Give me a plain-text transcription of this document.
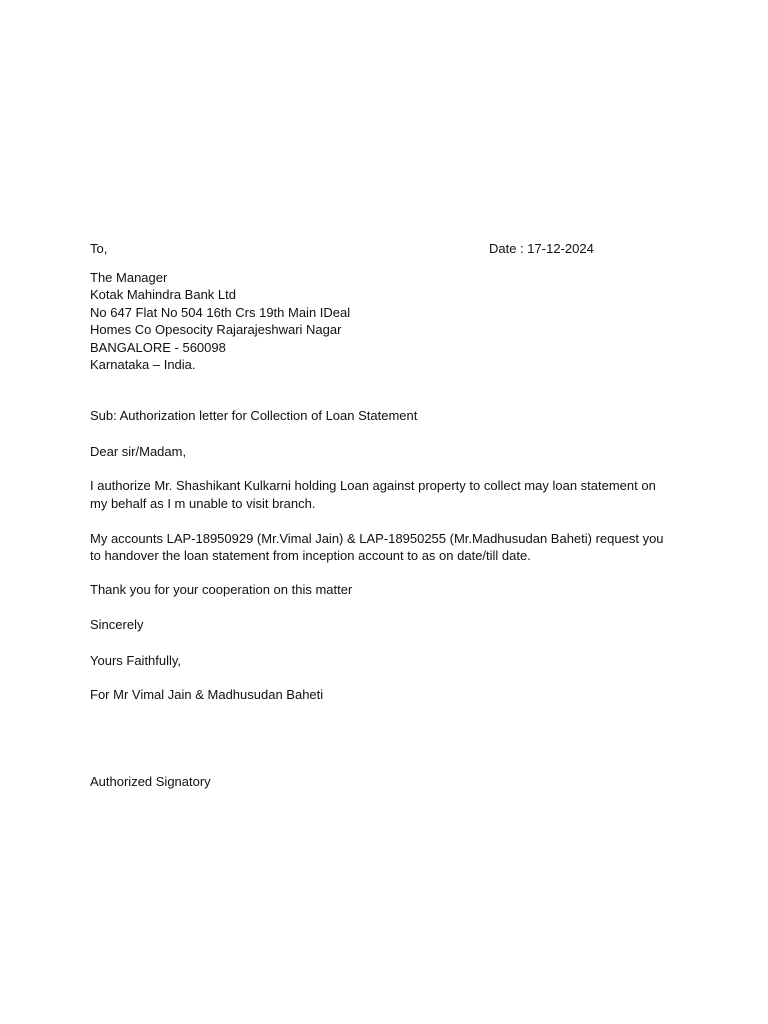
To,	Date : 17-12-2024
The Manager
Kotak Mahindra Bank Ltd
No 647 Flat No 504 16th Crs 19th Main IDeal
Homes Co Opesocity Rajarajeshwari Nagar
BANGALORE - 560098
Karnataka – India.
Sub: Authorization letter for Collection of Loan Statement
Dear sir/Madam,
I authorize Mr. Shashikant Kulkarni holding Loan against property to collect may loan statement on my behalf as I m unable to visit branch.
My accounts LAP-18950929 (Mr.Vimal Jain) & LAP-18950255 (Mr.Madhusudan Baheti) request you to handover the loan statement from inception account to as on date/till date.
Thank you for your cooperation on this matter
Sincerely
Yours Faithfully,
For Mr Vimal Jain & Madhusudan Baheti
Authorized Signatory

++++++

**What to do**
Pick out all lines from the data above in which the word "Jain" appears.

**Correct result**
My accounts LAP-18950929 (Mr.Vimal Jain) & LAP-18950255 (Mr.Madhusudan Baheti) request you to handover the loan statement from inception account to as on date/till date.
For Mr Vimal Jain & Madhusudan Baheti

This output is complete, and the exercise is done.